● **DIRECTIONS FOR THIS TASK**
Tally the lines that contain the string "Range" and state that total without comment.
─── INPUT
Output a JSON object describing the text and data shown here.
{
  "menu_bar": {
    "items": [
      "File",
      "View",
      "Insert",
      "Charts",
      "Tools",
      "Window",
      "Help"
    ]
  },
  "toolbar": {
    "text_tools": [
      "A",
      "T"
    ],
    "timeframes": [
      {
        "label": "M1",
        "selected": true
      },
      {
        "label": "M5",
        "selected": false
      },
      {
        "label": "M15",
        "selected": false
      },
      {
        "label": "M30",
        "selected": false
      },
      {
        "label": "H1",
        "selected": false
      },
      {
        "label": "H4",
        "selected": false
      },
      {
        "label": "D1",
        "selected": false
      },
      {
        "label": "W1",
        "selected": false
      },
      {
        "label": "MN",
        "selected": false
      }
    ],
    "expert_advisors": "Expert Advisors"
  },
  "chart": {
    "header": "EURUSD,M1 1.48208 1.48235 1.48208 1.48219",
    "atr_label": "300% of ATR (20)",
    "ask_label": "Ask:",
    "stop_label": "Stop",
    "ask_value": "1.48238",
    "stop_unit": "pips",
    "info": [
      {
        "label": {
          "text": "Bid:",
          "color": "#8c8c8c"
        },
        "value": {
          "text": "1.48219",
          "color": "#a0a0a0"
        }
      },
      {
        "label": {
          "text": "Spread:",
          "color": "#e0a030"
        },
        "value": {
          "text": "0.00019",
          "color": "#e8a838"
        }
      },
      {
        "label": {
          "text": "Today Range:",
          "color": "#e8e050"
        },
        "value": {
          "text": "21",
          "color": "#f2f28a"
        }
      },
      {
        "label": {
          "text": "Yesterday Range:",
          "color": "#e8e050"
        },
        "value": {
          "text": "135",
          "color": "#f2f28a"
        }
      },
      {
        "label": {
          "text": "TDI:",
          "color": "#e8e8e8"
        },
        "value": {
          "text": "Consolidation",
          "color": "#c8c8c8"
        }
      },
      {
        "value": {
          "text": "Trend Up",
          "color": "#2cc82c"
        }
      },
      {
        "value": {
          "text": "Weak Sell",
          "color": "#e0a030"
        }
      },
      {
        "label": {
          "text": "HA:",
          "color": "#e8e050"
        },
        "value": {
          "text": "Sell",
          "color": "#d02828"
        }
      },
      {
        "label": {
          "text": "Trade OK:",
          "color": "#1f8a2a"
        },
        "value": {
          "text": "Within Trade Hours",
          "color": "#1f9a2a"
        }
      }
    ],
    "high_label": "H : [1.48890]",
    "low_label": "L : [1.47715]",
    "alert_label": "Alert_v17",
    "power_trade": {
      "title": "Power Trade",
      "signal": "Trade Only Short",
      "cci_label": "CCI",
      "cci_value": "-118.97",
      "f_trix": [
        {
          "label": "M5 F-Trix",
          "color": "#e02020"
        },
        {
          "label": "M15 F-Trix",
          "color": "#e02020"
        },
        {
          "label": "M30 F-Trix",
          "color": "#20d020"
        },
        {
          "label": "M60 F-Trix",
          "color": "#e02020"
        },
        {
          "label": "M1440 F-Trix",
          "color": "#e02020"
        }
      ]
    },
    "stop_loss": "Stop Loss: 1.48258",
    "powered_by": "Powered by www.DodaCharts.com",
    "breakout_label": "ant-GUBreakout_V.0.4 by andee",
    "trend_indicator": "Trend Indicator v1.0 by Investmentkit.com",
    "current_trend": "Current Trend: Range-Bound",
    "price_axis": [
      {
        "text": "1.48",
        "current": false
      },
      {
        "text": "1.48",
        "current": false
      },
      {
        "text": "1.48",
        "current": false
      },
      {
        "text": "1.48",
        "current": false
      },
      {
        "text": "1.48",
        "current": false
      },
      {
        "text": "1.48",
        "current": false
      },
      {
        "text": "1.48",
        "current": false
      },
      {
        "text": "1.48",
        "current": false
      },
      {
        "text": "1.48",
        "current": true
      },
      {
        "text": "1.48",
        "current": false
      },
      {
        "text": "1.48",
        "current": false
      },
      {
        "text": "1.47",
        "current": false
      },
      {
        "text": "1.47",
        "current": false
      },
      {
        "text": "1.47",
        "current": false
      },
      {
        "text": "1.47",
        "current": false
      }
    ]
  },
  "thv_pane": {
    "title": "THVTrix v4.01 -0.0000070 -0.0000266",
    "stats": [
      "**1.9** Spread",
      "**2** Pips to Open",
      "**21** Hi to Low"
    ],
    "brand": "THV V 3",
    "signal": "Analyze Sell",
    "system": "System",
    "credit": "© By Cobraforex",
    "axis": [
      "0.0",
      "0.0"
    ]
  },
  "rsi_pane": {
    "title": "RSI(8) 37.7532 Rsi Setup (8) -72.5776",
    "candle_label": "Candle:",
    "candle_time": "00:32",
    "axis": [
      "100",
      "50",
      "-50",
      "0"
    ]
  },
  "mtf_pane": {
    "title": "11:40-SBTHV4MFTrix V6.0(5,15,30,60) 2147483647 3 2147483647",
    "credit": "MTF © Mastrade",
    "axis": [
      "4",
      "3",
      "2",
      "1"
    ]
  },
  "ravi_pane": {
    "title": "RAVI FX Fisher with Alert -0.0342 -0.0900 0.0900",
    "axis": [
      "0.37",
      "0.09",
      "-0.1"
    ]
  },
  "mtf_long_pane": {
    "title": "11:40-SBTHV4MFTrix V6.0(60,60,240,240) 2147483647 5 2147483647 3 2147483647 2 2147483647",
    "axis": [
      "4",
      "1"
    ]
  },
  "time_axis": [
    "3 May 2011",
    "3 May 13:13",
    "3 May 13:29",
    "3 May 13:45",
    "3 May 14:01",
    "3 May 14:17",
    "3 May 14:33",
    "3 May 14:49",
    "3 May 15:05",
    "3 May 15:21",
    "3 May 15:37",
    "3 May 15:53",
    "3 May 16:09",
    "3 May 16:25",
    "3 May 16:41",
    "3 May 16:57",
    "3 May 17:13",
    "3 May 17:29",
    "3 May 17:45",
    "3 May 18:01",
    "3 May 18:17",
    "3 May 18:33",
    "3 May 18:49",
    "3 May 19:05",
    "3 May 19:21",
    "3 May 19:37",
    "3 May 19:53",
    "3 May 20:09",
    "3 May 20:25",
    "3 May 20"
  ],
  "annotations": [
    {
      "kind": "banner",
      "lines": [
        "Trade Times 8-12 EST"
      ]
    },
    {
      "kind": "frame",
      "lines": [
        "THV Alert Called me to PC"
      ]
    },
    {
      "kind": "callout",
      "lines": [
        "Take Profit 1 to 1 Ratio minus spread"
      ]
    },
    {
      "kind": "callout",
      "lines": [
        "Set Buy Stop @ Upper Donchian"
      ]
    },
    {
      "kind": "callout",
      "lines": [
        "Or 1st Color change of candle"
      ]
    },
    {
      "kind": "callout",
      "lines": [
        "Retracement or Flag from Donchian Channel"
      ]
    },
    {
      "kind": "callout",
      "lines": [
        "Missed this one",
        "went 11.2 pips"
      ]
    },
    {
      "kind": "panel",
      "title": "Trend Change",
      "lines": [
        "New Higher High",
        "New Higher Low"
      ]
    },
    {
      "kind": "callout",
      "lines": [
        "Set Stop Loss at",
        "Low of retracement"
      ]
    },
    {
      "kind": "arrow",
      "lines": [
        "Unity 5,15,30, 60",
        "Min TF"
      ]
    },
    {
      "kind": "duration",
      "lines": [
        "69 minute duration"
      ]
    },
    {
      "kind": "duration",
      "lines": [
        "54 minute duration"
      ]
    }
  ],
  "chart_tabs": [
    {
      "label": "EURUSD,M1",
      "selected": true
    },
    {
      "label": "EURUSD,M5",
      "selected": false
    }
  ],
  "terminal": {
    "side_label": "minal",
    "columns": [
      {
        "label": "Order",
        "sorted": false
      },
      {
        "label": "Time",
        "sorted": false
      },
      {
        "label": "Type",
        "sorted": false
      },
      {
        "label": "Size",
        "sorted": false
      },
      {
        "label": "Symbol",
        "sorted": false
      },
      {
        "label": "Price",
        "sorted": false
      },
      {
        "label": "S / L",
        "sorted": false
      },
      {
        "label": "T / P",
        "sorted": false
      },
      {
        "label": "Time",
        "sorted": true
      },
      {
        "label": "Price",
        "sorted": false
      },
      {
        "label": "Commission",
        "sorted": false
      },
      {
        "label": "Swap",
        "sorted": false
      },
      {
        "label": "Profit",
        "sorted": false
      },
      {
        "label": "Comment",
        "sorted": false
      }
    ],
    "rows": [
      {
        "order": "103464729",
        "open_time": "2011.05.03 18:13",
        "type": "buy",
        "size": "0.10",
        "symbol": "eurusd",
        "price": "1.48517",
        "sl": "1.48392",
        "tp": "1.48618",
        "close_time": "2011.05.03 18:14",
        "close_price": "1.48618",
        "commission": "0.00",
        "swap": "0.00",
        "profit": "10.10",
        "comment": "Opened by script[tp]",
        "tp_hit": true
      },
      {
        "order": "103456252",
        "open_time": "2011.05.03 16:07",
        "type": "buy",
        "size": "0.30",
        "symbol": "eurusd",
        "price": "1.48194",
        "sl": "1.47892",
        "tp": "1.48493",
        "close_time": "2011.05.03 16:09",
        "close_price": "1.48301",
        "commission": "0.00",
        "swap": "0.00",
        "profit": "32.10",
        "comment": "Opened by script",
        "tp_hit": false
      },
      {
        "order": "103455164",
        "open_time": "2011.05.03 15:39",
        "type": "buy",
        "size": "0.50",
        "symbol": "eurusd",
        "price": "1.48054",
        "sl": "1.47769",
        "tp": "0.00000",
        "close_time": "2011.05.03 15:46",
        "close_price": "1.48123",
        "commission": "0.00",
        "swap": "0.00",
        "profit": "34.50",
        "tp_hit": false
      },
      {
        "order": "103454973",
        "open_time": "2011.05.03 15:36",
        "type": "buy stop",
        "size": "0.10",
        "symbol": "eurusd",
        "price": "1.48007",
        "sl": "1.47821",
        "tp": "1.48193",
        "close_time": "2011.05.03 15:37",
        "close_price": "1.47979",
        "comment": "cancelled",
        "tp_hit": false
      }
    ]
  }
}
──────
● **COMPLETED EXERCISE**
3